> [DATASET]

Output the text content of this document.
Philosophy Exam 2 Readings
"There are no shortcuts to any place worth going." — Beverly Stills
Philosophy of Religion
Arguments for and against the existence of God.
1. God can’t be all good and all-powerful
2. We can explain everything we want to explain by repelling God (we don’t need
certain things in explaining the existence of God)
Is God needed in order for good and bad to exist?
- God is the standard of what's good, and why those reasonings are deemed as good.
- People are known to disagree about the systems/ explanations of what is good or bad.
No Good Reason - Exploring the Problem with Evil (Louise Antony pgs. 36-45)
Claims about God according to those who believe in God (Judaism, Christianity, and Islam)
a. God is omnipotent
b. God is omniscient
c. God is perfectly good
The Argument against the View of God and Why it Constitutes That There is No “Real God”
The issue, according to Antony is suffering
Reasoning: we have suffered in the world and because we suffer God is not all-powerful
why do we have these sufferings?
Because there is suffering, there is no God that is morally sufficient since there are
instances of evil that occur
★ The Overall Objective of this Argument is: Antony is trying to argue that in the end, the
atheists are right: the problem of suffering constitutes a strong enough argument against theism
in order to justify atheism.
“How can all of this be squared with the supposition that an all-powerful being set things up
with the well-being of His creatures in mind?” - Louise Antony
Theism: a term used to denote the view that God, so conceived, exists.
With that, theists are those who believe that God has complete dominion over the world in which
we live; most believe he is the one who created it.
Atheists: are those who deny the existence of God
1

> [OBJECTIVE] Retype the records in full. Keep every line identical to the original.

> [RESPONSE TO THE EXERCISE]
Output the text content of this document.
Philosophy Exam 2 Readings
"There are no shortcuts to any place worth going." — Beverly Stills
Philosophy of Religion
Arguments for and against the existence of God.
1. God can’t be all good and all-powerful
2. We can explain everything we want to explain by repelling God (we don’t need
certain things in explaining the existence of God)
Is God needed in order for good and bad to exist?
- God is the standard of what's good, and why those reasonings are deemed as good.
- People are known to disagree about the systems/ explanations of what is good or bad.
No Good Reason - Exploring the Problem with Evil (Louise Antony pgs. 36-45)
Claims about God according to those who believe in God (Judaism, Christianity, and Islam)
a. God is omnipotent
b. God is omniscient
c. God is perfectly good
The Argument against the View of God and Why it Constitutes That There is No “Real God”
The issue, according to Antony is suffering
Reasoning: we have suffered in the world and because we suffer God is not all-powerful
why do we have these sufferings?
Because there is suffering, there is no God that is morally sufficient since there are
instances of evil that occur
★ The Overall Objective of this Argument is: Antony is trying to argue that in the end, the
atheists are right: the problem of suffering constitutes a strong enough argument against theism
in order to justify atheism.
“How can all of this be squared with the supposition that an all-powerful being set things up
with the well-being of His creatures in mind?” - Louise Antony
Theism: a term used to denote the view that God, so conceived, exists.
With that, theists are those who believe that God has complete dominion over the world in which
we live; most believe he is the one who created it.
Atheists: are those who deny the existence of God
1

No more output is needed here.